=== Exercise objective ===
Can you lay out every line of the records below as a Markdown table with two columns, Row for the row number and Entry for the line itself, skipping any blank lines?

=== Records for this task ===
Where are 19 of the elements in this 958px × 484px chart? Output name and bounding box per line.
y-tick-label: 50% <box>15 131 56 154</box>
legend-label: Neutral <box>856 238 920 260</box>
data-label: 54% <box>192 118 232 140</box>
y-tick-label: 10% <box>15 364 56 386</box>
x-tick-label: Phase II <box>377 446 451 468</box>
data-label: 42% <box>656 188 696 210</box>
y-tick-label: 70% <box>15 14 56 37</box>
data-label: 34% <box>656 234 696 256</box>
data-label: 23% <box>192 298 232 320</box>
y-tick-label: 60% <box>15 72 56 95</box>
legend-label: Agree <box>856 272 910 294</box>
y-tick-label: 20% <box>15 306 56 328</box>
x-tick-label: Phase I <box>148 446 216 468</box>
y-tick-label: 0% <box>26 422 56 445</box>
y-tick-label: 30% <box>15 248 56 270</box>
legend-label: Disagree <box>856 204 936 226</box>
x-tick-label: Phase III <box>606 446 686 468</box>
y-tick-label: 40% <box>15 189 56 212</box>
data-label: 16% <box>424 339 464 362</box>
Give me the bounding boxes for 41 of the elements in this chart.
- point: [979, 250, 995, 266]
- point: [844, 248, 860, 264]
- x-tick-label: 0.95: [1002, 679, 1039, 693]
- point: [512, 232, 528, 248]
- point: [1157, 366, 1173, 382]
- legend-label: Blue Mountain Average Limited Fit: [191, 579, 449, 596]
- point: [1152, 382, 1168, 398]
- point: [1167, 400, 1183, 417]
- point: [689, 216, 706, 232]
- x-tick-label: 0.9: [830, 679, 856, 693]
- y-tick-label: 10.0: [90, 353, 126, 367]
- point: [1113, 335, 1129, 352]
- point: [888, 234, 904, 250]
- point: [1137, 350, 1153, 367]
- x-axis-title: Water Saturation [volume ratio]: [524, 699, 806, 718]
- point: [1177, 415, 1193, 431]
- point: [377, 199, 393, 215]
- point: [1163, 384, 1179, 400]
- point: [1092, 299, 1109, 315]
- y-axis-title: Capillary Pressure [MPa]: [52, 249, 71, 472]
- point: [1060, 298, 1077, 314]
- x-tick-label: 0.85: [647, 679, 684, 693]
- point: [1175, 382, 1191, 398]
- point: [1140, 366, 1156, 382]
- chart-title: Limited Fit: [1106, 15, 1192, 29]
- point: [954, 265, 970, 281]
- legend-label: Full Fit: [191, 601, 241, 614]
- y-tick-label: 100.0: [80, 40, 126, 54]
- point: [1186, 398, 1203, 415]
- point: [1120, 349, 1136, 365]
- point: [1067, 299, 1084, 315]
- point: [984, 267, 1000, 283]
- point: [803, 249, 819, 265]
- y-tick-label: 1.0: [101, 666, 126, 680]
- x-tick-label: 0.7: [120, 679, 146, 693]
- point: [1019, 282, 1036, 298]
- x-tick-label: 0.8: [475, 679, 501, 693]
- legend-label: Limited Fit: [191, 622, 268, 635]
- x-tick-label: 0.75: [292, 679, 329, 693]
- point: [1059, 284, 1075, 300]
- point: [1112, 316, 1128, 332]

=== Response below ===
| Row | Entry |
|---|---|
| 1 | Where are 19 of the elements in this 958px × 484px chart? Output name and bounding box per line. |
| 2 | y-tick-label: 50% <box>15 131 56 154</box> |
| 3 | legend-label: Neutral <box>856 238 920 260</box> |
| 4 | data-label: 54% <box>192 118 232 140</box> |
| 5 | y-tick-label: 10% <box>15 364 56 386</box> |
| 6 | x-tick-label: Phase II <box>377 446 451 468</box> |
| 7 | data-label: 42% <box>656 188 696 210</box> |
| 8 | y-tick-label: 70% <box>15 14 56 37</box> |
| 9 | data-label: 34% <box>656 234 696 256</box> |
| 10 | data-label: 23% <box>192 298 232 320</box> |
| 11 | y-tick-label: 60% <box>15 72 56 95</box> |
| 12 | legend-label: Agree <box>856 272 910 294</box> |
| 13 | y-tick-label: 20% <box>15 306 56 328</box> |
| 14 | x-tick-label: Phase I <box>148 446 216 468</box> |
| 15 | y-tick-label: 0% <box>26 422 56 445</box> |
| 16 | y-tick-label: 30% <box>15 248 56 270</box> |
| 17 | legend-label: Disagree <box>856 204 936 226</box> |
| 18 | x-tick-label: Phase III <box>606 446 686 468</box> |
| 19 | y-tick-label: 40% <box>15 189 56 212</box> |
| 20 | data-label: 16% <box>424 339 464 362</box> |
| 21 | Give me the bounding boxes for 41 of the elements in this chart. |
| 22 | - point: [979, 250, 995, 266] |
| 23 | - point: [844, 248, 860, 264] |
| 24 | - x-tick-label: 0.95: [1002, 679, 1039, 693] |
| 25 | - point: [512, 232, 528, 248] |
| 26 | - point: [1157, 366, 1173, 382] |
| 27 | - legend-label: Blue Mountain Average Limited Fit: [191, 579, 449, 596] |
| 28 | - point: [1152, 382, 1168, 398] |
| 29 | - point: [1167, 400, 1183, 417] |
| 30 | - point: [689, 216, 706, 232] |
| 31 | - x-tick-label: 0.9: [830, 679, 856, 693] |
| 32 | - y-tick-label: 10.0: [90, 353, 126, 367] |
| 33 | - point: [1113, 335, 1129, 352] |
| 34 | - point: [888, 234, 904, 250] |
| 35 | - point: [1137, 350, 1153, 367] |
| 36 | - x-axis-title: Water Saturation [volume ratio]: [524, 699, 806, 718] |
| 37 | - point: [1177, 415, 1193, 431] |
| 38 | - point: [377, 199, 393, 215] |
| 39 | - point: [1163, 384, 1179, 400] |
| 40 | - point: [1092, 299, 1109, 315] |
| 41 | - y-axis-title: Capillary Pressure [MPa]: [52, 249, 71, 472] |
| 42 | - point: [1060, 298, 1077, 314] |
| 43 | - x-tick-label: 0.85: [647, 679, 684, 693] |
| 44 | - point: [1175, 382, 1191, 398] |
| 45 | - point: [1140, 366, 1156, 382] |
| 46 | - chart-title: Limited Fit: [1106, 15, 1192, 29] |
| 47 | - point: [954, 265, 970, 281] |
| 48 | - legend-label: Full Fit: [191, 601, 241, 614] |
| 49 | - y-tick-label: 100.0: [80, 40, 126, 54] |
| 50 | - point: [1186, 398, 1203, 415] |
| 51 | - point: [1120, 349, 1136, 365] |
| 52 | - point: [1067, 299, 1084, 315] |
| 53 | - point: [984, 267, 1000, 283] |
| 54 | - point: [803, 249, 819, 265] |
| 55 | - y-tick-label: 1.0: [101, 666, 126, 680] |
| 56 | - x-tick-label: 0.7: [120, 679, 146, 693] |
| 57 | - point: [1019, 282, 1036, 298] |
| 58 | - x-tick-label: 0.8: [475, 679, 501, 693] |
| 59 | - legend-label: Limited Fit: [191, 622, 268, 635] |
| 60 | - x-tick-label: 0.75: [292, 679, 329, 693] |
| 61 | - point: [1059, 284, 1075, 300] |
| 62 | - point: [1112, 316, 1128, 332] |